[START]
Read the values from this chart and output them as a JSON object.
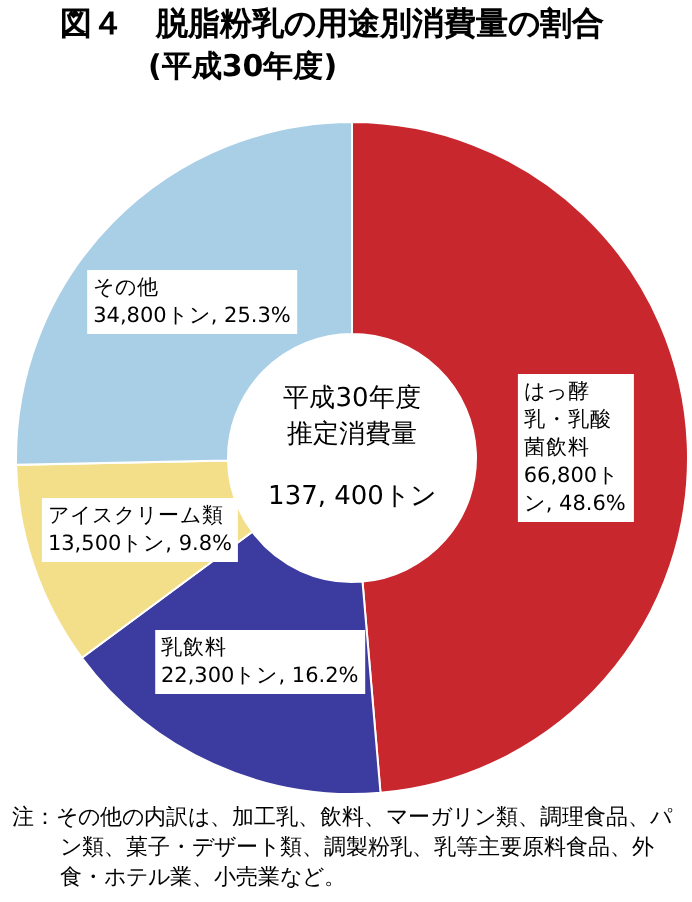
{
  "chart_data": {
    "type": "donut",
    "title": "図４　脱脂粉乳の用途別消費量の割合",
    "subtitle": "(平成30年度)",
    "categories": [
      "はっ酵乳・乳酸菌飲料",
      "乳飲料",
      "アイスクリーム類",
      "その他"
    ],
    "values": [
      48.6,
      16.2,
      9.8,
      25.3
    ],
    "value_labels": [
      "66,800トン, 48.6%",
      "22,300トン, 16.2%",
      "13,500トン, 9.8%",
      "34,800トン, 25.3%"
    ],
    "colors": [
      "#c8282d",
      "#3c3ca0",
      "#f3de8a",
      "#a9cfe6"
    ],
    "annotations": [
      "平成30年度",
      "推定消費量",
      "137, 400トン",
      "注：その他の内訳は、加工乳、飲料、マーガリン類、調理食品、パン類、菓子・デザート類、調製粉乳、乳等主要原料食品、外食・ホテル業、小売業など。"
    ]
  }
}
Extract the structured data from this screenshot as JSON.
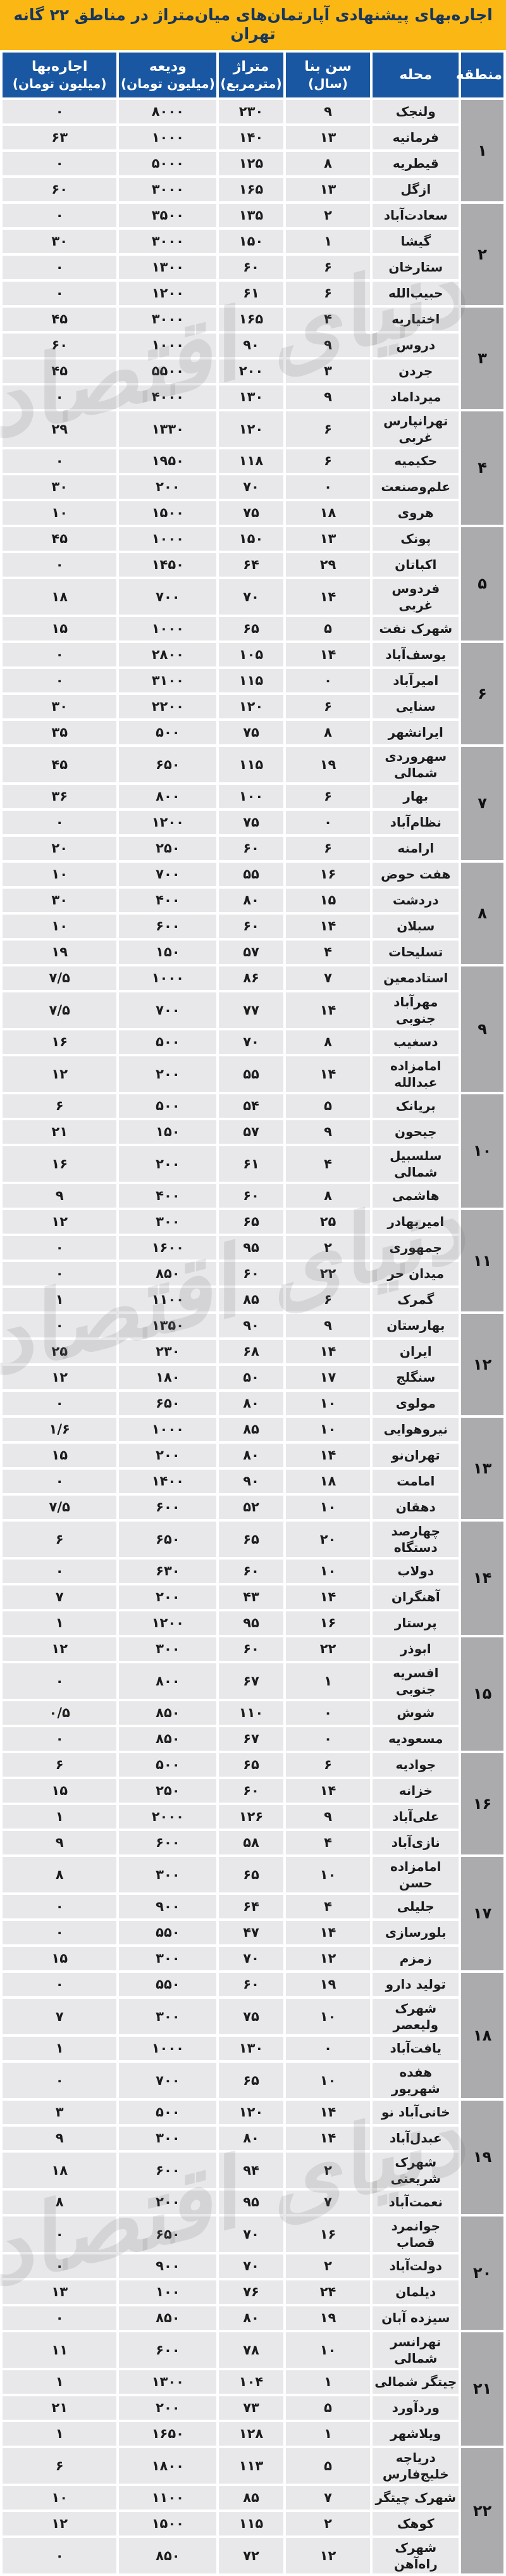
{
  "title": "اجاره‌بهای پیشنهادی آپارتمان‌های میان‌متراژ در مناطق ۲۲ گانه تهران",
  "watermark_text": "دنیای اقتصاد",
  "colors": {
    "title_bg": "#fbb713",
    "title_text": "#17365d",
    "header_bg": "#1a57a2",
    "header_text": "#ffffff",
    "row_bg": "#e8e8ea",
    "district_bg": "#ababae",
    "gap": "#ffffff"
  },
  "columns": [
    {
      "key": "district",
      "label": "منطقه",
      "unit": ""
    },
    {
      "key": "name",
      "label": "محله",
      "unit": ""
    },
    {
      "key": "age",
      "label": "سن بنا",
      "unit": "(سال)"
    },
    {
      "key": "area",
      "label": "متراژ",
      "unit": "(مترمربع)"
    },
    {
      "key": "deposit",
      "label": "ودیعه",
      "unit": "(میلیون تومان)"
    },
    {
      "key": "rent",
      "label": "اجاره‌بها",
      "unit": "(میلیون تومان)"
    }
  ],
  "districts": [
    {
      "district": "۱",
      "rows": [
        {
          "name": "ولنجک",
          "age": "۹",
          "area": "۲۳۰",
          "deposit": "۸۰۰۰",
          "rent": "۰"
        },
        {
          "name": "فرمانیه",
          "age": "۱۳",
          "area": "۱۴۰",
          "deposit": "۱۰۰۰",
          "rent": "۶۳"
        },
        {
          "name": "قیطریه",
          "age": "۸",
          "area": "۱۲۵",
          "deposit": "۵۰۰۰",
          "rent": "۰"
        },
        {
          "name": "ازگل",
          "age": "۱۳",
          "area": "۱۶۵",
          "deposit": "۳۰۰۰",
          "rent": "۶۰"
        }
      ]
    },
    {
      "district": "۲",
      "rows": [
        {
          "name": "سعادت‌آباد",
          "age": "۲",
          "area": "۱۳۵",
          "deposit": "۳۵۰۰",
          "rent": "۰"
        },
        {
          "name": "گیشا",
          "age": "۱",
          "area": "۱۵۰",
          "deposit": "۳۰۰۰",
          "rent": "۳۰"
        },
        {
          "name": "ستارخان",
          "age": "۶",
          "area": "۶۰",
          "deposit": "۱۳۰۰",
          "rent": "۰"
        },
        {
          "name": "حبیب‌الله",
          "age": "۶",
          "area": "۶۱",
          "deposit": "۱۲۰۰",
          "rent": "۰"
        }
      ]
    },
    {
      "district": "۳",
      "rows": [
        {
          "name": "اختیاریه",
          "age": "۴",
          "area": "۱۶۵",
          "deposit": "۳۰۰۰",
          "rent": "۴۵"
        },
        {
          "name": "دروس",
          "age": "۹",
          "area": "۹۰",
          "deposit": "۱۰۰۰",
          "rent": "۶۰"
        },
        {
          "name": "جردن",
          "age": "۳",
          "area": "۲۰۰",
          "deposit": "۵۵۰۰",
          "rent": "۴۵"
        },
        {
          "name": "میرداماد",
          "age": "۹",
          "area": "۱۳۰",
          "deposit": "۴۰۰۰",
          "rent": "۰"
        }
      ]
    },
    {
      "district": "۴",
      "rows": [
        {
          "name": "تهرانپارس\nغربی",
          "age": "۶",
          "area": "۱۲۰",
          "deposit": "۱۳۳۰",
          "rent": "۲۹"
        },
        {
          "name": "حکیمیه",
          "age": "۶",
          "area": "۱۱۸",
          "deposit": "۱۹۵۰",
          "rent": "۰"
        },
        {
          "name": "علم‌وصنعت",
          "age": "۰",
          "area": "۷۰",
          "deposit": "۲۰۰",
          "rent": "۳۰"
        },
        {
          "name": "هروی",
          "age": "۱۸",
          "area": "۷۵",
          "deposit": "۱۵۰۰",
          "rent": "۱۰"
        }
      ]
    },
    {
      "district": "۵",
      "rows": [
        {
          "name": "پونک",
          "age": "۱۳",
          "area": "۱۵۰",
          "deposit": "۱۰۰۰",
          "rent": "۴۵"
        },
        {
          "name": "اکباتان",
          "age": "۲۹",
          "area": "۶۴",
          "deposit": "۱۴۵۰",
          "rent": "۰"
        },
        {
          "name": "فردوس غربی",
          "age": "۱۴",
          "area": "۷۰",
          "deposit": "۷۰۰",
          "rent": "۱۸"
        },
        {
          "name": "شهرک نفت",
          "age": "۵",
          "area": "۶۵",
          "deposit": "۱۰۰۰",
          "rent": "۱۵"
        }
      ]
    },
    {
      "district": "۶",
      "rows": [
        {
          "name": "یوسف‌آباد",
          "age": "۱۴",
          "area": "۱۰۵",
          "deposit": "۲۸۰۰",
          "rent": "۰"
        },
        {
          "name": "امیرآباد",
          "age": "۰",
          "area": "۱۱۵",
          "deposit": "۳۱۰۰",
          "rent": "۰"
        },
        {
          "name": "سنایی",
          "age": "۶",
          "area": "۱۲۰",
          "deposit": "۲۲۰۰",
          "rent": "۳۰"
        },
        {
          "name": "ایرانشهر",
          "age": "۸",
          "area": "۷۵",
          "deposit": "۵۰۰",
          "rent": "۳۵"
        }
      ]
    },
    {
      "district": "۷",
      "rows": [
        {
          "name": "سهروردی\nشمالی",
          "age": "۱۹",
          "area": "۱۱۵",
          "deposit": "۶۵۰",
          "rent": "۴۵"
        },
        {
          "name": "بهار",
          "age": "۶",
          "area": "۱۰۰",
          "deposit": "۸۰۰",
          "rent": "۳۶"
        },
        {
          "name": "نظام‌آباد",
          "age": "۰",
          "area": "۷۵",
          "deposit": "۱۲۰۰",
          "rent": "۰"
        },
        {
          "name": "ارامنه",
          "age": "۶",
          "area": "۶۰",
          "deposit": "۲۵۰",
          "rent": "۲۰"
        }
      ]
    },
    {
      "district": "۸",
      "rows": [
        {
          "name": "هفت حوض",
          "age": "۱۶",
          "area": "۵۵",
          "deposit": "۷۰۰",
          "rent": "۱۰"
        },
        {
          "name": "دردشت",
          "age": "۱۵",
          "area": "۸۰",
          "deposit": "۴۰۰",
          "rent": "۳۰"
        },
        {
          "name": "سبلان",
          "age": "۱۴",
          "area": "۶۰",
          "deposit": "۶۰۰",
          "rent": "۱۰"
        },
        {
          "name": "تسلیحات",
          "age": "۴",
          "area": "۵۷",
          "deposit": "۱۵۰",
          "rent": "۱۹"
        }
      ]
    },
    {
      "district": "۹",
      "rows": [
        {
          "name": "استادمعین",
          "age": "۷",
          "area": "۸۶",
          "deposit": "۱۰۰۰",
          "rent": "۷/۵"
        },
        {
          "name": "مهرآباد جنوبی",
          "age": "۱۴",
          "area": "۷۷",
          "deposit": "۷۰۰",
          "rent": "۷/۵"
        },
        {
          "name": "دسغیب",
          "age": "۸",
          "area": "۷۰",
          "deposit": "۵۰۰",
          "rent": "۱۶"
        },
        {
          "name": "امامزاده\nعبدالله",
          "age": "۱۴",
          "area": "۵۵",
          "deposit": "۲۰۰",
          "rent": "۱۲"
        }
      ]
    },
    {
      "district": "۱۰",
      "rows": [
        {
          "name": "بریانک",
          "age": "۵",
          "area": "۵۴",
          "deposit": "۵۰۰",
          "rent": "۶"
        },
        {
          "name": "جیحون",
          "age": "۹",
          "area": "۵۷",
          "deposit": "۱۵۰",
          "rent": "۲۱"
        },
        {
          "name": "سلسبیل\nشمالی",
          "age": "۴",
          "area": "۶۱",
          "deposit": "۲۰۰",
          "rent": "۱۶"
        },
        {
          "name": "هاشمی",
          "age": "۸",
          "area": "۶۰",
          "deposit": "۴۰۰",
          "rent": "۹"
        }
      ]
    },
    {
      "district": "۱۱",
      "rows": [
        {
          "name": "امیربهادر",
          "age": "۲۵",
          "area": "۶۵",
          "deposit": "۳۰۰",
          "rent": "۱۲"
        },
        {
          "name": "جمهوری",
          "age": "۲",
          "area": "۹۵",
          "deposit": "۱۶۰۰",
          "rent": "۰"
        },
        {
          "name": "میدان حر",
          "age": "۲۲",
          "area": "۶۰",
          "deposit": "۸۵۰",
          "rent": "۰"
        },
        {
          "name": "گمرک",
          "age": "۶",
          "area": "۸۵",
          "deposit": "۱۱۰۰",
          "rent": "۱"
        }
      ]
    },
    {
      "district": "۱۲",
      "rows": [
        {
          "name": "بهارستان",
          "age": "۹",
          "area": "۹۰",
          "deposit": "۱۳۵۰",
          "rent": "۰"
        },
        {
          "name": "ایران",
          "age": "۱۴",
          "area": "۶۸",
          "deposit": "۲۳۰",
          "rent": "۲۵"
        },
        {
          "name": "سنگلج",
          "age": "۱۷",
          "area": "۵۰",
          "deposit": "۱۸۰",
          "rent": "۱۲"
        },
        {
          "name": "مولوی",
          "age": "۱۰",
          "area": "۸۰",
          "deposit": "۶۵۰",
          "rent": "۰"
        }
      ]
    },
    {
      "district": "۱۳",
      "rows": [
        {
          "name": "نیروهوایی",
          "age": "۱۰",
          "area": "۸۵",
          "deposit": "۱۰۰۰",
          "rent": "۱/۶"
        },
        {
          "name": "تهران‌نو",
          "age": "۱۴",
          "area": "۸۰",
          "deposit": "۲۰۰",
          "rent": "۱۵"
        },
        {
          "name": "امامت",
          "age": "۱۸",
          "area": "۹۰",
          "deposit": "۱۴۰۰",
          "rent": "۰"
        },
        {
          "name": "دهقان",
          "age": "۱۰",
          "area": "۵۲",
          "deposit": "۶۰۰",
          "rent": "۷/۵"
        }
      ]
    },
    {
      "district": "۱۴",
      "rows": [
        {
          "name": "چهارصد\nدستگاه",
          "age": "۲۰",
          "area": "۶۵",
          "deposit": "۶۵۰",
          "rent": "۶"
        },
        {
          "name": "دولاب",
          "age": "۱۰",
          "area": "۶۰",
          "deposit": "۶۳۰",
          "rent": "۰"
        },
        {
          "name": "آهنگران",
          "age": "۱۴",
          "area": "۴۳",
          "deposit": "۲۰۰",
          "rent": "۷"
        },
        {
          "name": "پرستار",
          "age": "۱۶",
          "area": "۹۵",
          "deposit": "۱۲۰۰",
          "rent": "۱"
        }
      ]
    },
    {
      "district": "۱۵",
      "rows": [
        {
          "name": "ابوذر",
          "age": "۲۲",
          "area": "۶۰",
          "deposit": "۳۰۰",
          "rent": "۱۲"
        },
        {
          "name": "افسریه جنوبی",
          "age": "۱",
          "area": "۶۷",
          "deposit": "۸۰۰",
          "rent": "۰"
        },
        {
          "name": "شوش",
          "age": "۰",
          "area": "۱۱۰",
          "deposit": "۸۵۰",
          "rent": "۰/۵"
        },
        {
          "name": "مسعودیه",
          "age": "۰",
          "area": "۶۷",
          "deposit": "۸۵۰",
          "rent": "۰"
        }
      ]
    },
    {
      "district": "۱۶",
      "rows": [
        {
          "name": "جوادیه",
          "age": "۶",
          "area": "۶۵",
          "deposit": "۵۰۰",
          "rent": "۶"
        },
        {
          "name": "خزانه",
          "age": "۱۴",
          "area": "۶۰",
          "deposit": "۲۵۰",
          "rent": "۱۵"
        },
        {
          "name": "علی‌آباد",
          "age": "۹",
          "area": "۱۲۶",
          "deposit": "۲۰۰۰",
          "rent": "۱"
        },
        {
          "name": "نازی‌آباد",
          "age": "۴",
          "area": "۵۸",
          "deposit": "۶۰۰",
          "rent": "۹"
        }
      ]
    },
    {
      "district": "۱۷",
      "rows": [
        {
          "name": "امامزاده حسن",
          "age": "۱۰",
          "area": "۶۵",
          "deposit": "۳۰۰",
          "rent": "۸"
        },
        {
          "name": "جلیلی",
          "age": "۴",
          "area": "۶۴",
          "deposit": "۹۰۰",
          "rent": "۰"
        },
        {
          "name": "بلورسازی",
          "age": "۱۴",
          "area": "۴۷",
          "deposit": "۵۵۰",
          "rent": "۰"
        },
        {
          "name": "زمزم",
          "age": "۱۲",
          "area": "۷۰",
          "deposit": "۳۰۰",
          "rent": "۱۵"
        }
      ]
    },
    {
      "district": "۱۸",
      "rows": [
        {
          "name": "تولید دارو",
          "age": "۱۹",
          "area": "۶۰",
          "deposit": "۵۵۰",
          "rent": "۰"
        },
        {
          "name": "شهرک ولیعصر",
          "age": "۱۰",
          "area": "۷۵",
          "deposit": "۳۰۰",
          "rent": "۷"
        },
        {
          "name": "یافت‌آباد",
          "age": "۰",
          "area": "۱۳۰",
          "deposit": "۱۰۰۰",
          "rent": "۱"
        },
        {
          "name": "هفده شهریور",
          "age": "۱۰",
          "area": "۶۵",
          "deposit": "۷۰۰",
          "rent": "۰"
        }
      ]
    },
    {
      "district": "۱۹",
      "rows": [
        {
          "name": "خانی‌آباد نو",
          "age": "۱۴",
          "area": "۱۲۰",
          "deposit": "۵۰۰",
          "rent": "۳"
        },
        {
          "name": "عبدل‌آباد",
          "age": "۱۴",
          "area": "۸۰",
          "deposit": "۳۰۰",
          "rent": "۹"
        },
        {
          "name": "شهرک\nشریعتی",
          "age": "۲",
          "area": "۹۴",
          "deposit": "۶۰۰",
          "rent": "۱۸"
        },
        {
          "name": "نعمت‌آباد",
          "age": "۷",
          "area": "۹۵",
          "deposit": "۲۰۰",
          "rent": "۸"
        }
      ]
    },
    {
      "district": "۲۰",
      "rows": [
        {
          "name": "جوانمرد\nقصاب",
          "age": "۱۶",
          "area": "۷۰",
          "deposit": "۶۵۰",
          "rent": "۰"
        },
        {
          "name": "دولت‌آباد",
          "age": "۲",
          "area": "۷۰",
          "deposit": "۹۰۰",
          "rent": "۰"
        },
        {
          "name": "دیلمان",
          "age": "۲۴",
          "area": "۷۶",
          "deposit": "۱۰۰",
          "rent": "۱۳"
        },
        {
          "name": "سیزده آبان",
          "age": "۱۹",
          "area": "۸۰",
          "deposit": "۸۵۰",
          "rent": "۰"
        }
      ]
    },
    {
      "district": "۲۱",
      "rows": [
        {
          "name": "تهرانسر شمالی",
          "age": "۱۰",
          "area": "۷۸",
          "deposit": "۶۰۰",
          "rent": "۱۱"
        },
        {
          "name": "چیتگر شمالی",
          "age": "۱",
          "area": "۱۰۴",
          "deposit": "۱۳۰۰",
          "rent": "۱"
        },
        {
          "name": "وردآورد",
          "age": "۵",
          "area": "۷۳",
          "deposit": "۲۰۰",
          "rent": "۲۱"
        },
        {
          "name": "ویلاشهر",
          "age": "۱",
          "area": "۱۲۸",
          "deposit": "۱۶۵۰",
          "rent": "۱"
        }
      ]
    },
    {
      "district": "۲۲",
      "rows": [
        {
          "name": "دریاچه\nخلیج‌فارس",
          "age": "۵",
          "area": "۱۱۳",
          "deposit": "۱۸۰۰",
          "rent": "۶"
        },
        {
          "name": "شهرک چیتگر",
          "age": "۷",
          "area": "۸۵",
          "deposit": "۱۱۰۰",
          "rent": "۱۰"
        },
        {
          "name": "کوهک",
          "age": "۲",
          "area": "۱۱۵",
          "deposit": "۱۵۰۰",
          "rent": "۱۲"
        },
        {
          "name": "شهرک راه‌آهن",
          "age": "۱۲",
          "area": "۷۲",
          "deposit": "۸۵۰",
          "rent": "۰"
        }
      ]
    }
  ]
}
[END]
[START]
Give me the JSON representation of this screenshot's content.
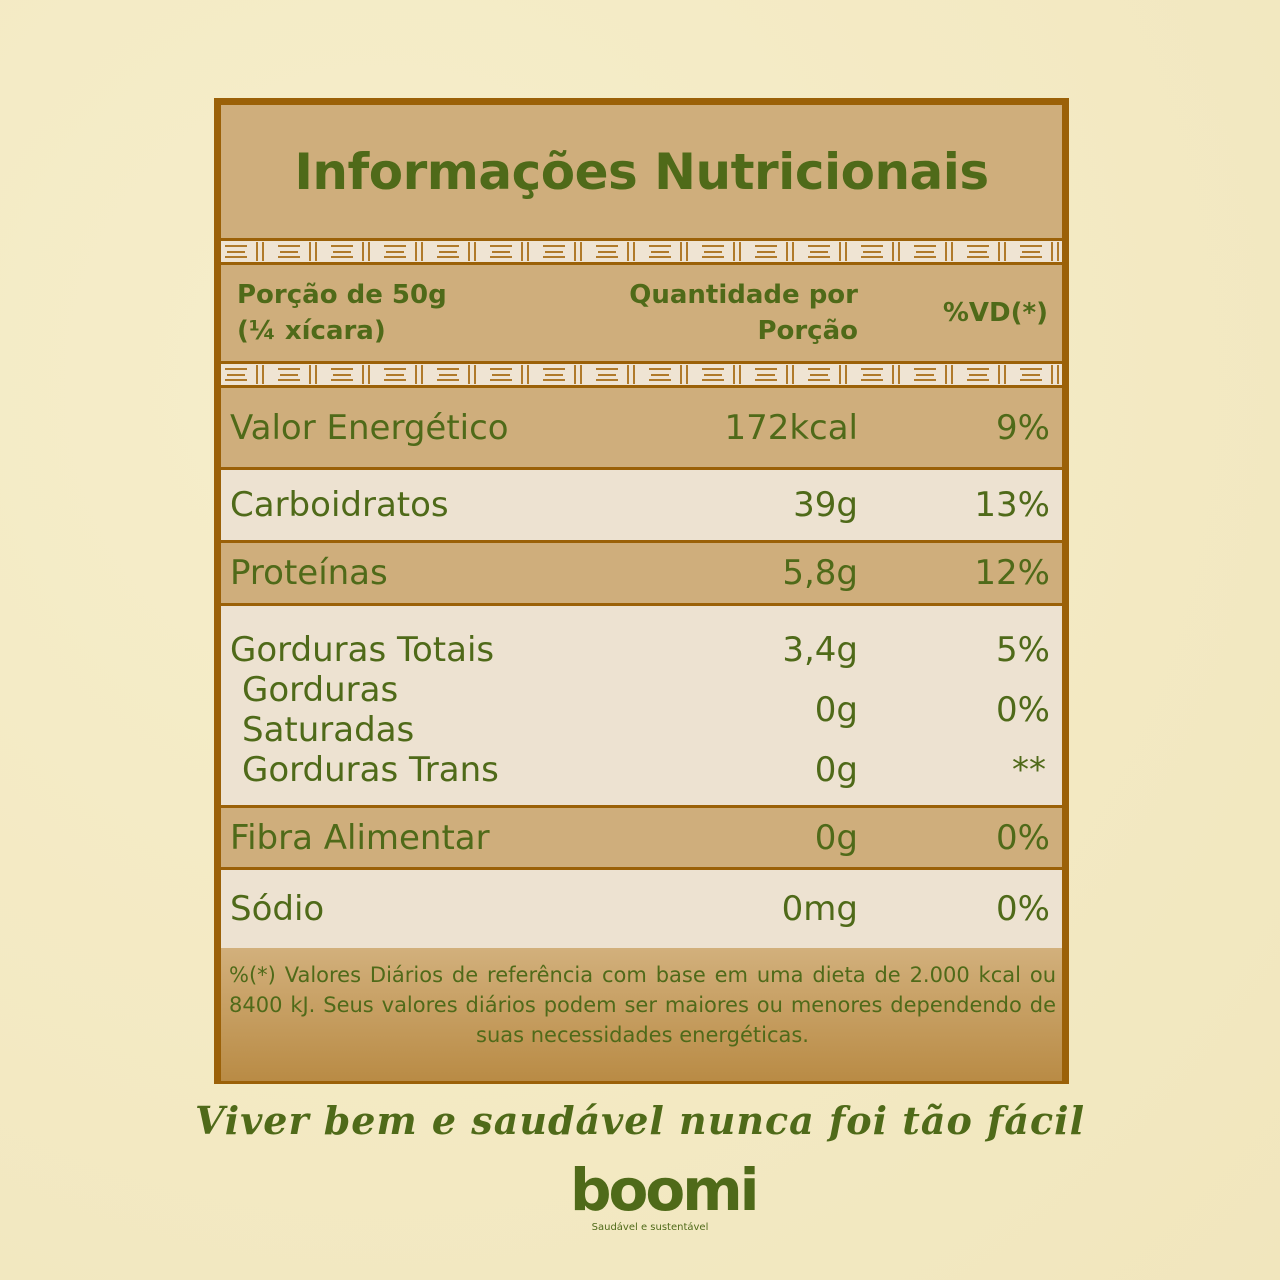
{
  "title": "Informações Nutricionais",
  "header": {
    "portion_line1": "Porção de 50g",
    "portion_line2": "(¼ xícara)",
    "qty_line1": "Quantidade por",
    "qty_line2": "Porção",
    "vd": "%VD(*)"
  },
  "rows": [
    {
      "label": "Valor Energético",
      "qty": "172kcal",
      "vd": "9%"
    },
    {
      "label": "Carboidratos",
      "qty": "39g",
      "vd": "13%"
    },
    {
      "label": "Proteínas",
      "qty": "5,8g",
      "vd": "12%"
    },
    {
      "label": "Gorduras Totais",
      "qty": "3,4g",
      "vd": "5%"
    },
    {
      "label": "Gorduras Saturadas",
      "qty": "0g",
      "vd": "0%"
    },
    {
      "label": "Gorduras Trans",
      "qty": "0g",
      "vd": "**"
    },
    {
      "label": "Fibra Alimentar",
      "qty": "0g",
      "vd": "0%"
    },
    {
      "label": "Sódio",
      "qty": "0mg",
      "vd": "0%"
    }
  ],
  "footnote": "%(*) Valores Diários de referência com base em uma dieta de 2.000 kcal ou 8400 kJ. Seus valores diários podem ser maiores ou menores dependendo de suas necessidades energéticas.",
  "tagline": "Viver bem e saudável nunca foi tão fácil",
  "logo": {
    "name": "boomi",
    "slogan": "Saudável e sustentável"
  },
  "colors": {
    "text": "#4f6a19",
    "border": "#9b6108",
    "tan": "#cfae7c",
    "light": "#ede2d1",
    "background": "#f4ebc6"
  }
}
[END]
### What you should do
Search the records for the string "جنوبی" and return every line in which it occurs.

### Output
          "name": "مهرآباد جنوبی",
          "name": "افسریه جنوبی",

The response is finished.